Give an exact transcription of every line, dropping the images.

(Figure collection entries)
───

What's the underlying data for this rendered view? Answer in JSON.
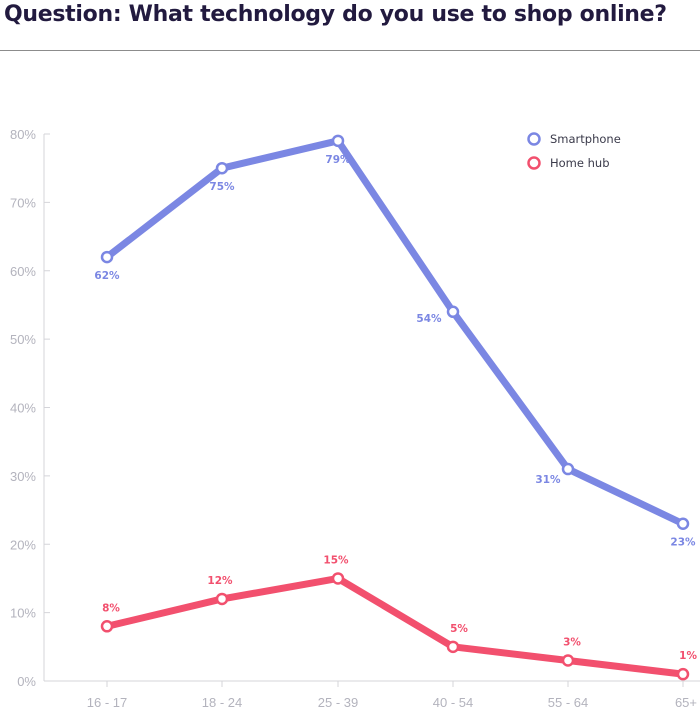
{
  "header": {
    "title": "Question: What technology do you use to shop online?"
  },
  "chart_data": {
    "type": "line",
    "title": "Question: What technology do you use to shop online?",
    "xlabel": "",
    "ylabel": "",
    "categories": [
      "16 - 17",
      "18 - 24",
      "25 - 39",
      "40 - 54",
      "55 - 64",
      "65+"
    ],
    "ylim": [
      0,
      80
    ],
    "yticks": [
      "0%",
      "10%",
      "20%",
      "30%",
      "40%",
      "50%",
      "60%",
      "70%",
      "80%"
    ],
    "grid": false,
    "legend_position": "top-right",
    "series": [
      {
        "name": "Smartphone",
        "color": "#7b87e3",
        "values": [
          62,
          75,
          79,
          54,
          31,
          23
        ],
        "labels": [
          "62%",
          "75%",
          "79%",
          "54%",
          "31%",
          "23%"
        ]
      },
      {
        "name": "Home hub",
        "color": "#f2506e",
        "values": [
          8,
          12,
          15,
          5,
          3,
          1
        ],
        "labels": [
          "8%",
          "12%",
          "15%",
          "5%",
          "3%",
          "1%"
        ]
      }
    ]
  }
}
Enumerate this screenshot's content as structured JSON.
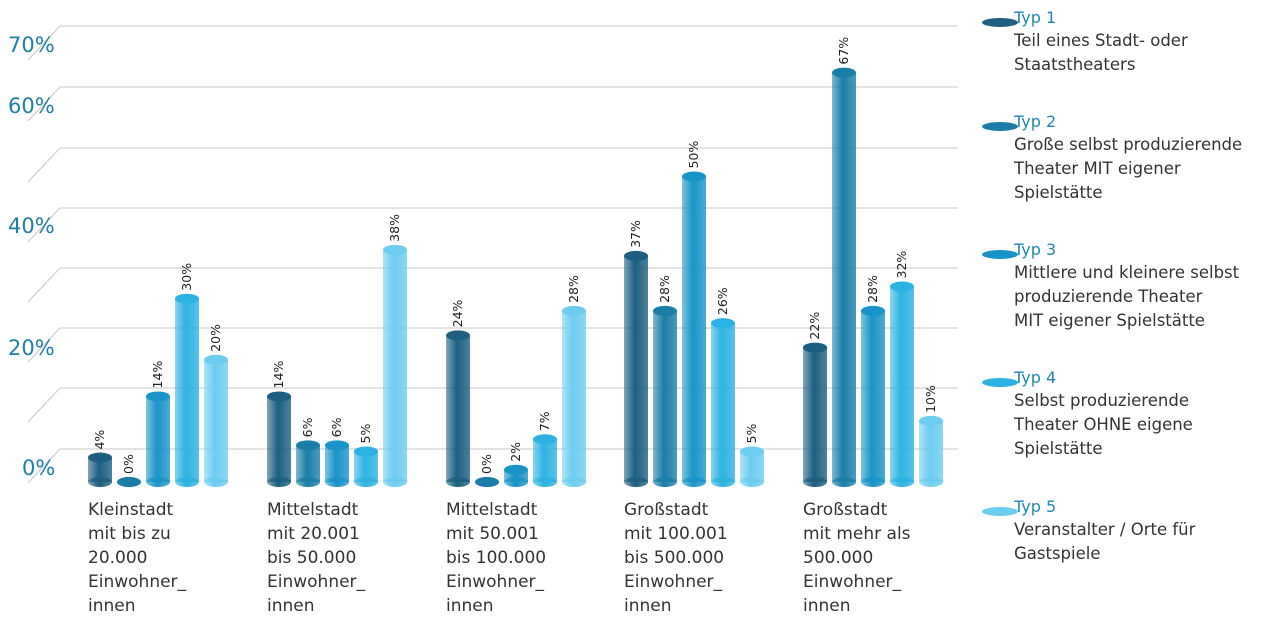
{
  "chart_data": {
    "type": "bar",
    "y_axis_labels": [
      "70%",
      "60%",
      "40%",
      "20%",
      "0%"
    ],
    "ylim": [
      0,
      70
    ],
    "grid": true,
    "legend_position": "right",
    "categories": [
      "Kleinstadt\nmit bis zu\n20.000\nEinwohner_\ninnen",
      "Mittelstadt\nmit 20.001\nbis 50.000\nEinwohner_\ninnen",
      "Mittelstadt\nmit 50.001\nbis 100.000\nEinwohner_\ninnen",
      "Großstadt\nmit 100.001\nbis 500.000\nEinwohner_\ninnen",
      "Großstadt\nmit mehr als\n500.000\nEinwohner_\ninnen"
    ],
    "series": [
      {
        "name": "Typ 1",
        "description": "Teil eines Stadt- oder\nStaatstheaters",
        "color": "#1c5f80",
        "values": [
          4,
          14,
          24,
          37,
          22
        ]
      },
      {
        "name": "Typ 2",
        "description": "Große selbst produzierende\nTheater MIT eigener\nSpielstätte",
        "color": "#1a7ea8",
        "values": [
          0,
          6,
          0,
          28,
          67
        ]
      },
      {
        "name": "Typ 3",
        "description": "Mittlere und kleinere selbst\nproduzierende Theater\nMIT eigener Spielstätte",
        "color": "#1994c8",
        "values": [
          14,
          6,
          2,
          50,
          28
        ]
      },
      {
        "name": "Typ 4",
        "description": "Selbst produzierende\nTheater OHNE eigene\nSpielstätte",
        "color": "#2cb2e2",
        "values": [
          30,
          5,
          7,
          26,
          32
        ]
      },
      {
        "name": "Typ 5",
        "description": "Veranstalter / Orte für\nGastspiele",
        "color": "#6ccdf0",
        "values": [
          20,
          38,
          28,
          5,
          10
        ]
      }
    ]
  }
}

───

== WRITTEN RESPONSE ==
What's the underlying data for this rendered view? Answer in JSON.
{
  "header": {
    "title": "Question: What technology do you use to shop online?"
  },
  "chart_data": {
    "type": "line",
    "title": "Question: What technology do you use to shop online?",
    "xlabel": "",
    "ylabel": "",
    "categories": [
      "16 - 17",
      "18 - 24",
      "25 - 39",
      "40 - 54",
      "55 - 64",
      "65+"
    ],
    "ylim": [
      0,
      80
    ],
    "yticks": [
      "0%",
      "10%",
      "20%",
      "30%",
      "40%",
      "50%",
      "60%",
      "70%",
      "80%"
    ],
    "grid": false,
    "legend_position": "top-right",
    "series": [
      {
        "name": "Smartphone",
        "color": "#7b87e3",
        "values": [
          62,
          75,
          79,
          54,
          31,
          23
        ],
        "labels": [
          "62%",
          "75%",
          "79%",
          "54%",
          "31%",
          "23%"
        ]
      },
      {
        "name": "Home hub",
        "color": "#f2506e",
        "values": [
          8,
          12,
          15,
          5,
          3,
          1
        ],
        "labels": [
          "8%",
          "12%",
          "15%",
          "5%",
          "3%",
          "1%"
        ]
      }
    ]
  }
}
Enumerate this screenshot's content as structured JSON.
{
  "chart_data": {
    "type": "bar",
    "y_axis_labels": [
      "70%",
      "60%",
      "40%",
      "20%",
      "0%"
    ],
    "ylim": [
      0,
      70
    ],
    "grid": true,
    "legend_position": "right",
    "categories": [
      "Kleinstadt\nmit bis zu\n20.000\nEinwohner_\ninnen",
      "Mittelstadt\nmit 20.001\nbis 50.000\nEinwohner_\ninnen",
      "Mittelstadt\nmit 50.001\nbis 100.000\nEinwohner_\ninnen",
      "Großstadt\nmit 100.001\nbis 500.000\nEinwohner_\ninnen",
      "Großstadt\nmit mehr als\n500.000\nEinwohner_\ninnen"
    ],
    "series": [
      {
        "name": "Typ 1",
        "description": "Teil eines Stadt- oder\nStaatstheaters",
        "color": "#1c5f80",
        "values": [
          4,
          14,
          24,
          37,
          22
        ]
      },
      {
        "name": "Typ 2",
        "description": "Große selbst produzierende\nTheater MIT eigener\nSpielstätte",
        "color": "#1a7ea8",
        "values": [
          0,
          6,
          0,
          28,
          67
        ]
      },
      {
        "name": "Typ 3",
        "description": "Mittlere und kleinere selbst\nproduzierende Theater\nMIT eigener Spielstätte",
        "color": "#1994c8",
        "values": [
          14,
          6,
          2,
          50,
          28
        ]
      },
      {
        "name": "Typ 4",
        "description": "Selbst produzierende\nTheater OHNE eigene\nSpielstätte",
        "color": "#2cb2e2",
        "values": [
          30,
          5,
          7,
          26,
          32
        ]
      },
      {
        "name": "Typ 5",
        "description": "Veranstalter / Orte für\nGastspiele",
        "color": "#6ccdf0",
        "values": [
          20,
          38,
          28,
          5,
          10
        ]
      }
    ]
  }
}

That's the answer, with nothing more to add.